(Dataset records)

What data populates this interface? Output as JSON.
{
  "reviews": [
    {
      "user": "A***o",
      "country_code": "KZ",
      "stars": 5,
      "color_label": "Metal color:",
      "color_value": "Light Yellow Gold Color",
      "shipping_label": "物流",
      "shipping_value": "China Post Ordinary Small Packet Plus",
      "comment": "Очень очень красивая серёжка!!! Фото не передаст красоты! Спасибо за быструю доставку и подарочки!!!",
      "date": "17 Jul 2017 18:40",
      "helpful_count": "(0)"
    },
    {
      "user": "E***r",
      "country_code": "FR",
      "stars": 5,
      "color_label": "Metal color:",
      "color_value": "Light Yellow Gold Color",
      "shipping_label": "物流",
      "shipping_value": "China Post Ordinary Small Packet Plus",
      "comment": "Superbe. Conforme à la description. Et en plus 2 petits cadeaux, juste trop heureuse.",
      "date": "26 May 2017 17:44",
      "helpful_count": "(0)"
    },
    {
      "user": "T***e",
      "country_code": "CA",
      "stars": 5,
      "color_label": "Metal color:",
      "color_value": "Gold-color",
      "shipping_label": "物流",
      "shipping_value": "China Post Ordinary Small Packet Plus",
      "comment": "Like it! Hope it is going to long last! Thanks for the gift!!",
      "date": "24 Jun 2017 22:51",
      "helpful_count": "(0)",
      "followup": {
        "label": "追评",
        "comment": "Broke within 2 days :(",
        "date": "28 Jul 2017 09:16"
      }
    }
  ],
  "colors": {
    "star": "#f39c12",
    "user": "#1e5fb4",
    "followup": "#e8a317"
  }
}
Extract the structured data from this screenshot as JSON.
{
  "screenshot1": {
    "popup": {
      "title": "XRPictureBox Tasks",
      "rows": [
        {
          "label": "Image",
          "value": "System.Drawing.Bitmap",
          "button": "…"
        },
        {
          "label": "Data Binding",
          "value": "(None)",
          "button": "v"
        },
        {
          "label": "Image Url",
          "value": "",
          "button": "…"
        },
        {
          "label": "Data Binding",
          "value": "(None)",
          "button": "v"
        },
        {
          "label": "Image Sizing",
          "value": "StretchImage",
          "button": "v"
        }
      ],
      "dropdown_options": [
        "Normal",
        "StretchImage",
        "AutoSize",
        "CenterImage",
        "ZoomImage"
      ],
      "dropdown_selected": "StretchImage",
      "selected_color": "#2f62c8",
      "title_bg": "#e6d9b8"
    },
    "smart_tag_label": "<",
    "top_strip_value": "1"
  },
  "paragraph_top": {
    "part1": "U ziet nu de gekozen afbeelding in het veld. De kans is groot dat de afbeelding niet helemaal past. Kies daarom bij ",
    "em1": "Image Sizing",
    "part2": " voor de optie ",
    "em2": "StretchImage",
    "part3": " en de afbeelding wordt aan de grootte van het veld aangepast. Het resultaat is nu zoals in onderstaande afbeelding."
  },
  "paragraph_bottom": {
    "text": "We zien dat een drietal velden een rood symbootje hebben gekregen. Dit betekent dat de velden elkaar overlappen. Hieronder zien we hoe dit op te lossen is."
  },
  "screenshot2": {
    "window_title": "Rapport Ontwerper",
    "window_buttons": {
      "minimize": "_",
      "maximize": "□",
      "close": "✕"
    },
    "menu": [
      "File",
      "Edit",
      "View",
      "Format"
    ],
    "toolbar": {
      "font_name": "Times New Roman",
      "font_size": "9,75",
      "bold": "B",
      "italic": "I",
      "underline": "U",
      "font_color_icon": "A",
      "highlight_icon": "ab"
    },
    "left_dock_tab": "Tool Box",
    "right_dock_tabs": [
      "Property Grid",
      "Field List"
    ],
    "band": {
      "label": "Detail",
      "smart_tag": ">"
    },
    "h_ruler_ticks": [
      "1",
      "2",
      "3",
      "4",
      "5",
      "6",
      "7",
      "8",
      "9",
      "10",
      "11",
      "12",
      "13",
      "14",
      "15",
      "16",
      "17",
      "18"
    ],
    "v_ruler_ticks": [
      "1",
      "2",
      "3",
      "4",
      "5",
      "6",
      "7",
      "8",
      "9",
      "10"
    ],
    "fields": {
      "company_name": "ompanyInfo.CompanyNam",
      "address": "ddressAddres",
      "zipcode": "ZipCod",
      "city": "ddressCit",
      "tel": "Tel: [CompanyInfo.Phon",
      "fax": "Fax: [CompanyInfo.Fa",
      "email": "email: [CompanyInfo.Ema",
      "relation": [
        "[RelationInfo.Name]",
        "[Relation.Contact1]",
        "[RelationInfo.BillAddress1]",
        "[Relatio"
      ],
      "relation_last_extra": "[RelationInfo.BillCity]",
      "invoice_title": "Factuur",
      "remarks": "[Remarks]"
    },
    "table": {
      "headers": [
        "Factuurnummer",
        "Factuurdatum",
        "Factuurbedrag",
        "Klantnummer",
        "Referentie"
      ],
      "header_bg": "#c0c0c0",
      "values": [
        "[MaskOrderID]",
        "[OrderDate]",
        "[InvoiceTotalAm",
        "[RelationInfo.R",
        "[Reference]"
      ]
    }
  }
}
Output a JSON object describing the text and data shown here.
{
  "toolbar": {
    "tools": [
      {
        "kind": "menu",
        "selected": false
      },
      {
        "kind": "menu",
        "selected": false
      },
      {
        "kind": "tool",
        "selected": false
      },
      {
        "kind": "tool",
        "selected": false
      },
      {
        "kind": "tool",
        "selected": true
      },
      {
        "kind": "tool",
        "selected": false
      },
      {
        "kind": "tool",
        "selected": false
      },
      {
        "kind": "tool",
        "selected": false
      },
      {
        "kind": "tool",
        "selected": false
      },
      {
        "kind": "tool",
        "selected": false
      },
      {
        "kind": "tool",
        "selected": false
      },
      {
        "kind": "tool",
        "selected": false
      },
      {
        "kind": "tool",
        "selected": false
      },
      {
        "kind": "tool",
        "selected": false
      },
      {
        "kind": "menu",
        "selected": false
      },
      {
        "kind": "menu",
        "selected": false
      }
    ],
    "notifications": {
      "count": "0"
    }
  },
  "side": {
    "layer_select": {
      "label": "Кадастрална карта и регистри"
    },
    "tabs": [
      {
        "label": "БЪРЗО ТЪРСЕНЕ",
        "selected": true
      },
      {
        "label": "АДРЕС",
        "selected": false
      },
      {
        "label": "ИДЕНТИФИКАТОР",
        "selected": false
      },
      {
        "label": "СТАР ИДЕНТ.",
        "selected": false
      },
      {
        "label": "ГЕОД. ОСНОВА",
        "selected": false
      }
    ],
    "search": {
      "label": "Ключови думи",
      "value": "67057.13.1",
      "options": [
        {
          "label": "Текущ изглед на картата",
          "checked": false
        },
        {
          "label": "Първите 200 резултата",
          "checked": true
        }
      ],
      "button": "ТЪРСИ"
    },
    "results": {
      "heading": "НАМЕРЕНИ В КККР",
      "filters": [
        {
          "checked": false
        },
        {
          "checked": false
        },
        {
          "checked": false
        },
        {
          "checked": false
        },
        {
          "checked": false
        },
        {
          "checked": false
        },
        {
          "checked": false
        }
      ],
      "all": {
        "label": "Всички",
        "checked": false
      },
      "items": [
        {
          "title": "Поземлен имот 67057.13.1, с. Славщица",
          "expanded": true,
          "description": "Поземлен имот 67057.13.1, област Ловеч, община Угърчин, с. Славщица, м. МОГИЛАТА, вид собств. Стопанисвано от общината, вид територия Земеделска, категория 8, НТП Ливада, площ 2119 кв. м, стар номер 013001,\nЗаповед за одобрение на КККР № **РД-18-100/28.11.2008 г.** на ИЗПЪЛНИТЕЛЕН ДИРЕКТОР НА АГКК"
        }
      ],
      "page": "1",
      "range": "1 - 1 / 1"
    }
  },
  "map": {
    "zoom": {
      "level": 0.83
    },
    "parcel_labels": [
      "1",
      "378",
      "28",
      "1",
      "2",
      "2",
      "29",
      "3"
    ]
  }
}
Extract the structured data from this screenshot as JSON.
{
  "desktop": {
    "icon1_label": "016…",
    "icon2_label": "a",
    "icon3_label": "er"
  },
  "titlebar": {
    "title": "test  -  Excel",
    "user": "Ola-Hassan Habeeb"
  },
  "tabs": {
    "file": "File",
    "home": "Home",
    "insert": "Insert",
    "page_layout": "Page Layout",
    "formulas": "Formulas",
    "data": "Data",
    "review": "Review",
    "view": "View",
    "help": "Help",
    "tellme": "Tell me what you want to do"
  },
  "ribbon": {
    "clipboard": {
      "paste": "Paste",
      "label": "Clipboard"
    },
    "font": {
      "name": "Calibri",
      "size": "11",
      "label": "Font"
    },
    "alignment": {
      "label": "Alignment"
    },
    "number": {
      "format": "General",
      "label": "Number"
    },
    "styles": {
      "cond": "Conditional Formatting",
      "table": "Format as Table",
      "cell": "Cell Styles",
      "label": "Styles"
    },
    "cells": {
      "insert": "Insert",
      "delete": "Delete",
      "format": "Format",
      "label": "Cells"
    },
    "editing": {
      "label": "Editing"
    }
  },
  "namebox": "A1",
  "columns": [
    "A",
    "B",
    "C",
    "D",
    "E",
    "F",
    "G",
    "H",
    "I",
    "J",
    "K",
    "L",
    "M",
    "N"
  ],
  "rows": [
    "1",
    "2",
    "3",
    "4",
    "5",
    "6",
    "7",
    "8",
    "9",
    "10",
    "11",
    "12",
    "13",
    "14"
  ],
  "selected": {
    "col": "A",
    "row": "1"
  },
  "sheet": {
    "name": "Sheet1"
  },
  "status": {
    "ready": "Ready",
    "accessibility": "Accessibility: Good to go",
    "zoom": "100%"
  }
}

▸ **Instructions for the task**: Pick each line holding the word "Output" out of the listing.

▸ **Exercise response**:
What data populates this interface? Output as JSON.
Output a JSON object describing the text and data shown here.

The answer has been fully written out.